* begin Raw data *

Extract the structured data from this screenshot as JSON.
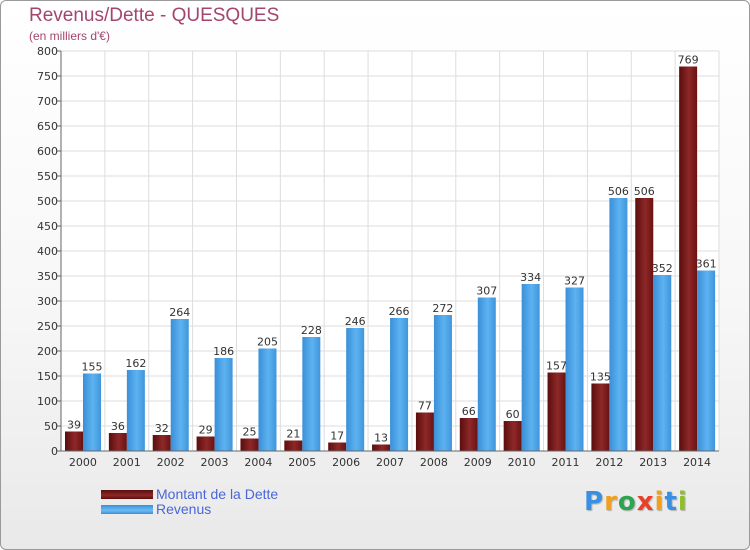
{
  "header": {
    "title": "Revenus/Dette - QUESQUES",
    "subtitle": "(en milliers d'€)"
  },
  "chart_data": {
    "type": "bar",
    "categories": [
      "2000",
      "2001",
      "2002",
      "2003",
      "2004",
      "2005",
      "2006",
      "2007",
      "2008",
      "2009",
      "2010",
      "2011",
      "2012",
      "2013",
      "2014"
    ],
    "series": [
      {
        "name": "Montant de la Dette",
        "color": "#7a1616",
        "values": [
          39,
          36,
          32,
          29,
          25,
          21,
          17,
          13,
          77,
          66,
          60,
          157,
          135,
          506,
          769
        ]
      },
      {
        "name": "Revenus",
        "color": "#4aa3e8",
        "values": [
          155,
          162,
          264,
          186,
          205,
          228,
          246,
          266,
          272,
          307,
          334,
          327,
          506,
          352,
          361
        ]
      }
    ],
    "ylim": [
      0,
      800
    ],
    "yticks": [
      0,
      50,
      100,
      150,
      200,
      250,
      300,
      350,
      400,
      450,
      500,
      550,
      600,
      650,
      700,
      750,
      800
    ],
    "grid": true,
    "legend_position": "bottom-left"
  },
  "logo": {
    "text": "Proxiti",
    "letter_colors": [
      "#3a8fe0",
      "#f0a020",
      "#2ea44f",
      "#e8402a",
      "#f0a020",
      "#3a8fe0",
      "#8dbf2a"
    ]
  }
}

* end Raw data *

What the task asks:
Print out the whole of the material word for word, without pictures.

Correct result:
Extract the structured data from this screenshot as JSON.
{
  "header": {
    "title": "Revenus/Dette - QUESQUES",
    "subtitle": "(en milliers d'€)"
  },
  "chart_data": {
    "type": "bar",
    "categories": [
      "2000",
      "2001",
      "2002",
      "2003",
      "2004",
      "2005",
      "2006",
      "2007",
      "2008",
      "2009",
      "2010",
      "2011",
      "2012",
      "2013",
      "2014"
    ],
    "series": [
      {
        "name": "Montant de la Dette",
        "color": "#7a1616",
        "values": [
          39,
          36,
          32,
          29,
          25,
          21,
          17,
          13,
          77,
          66,
          60,
          157,
          135,
          506,
          769
        ]
      },
      {
        "name": "Revenus",
        "color": "#4aa3e8",
        "values": [
          155,
          162,
          264,
          186,
          205,
          228,
          246,
          266,
          272,
          307,
          334,
          327,
          506,
          352,
          361
        ]
      }
    ],
    "ylim": [
      0,
      800
    ],
    "yticks": [
      0,
      50,
      100,
      150,
      200,
      250,
      300,
      350,
      400,
      450,
      500,
      550,
      600,
      650,
      700,
      750,
      800
    ],
    "grid": true,
    "legend_position": "bottom-left"
  },
  "logo": {
    "text": "Proxiti",
    "letter_colors": [
      "#3a8fe0",
      "#f0a020",
      "#2ea44f",
      "#e8402a",
      "#f0a020",
      "#3a8fe0",
      "#8dbf2a"
    ]
  }
}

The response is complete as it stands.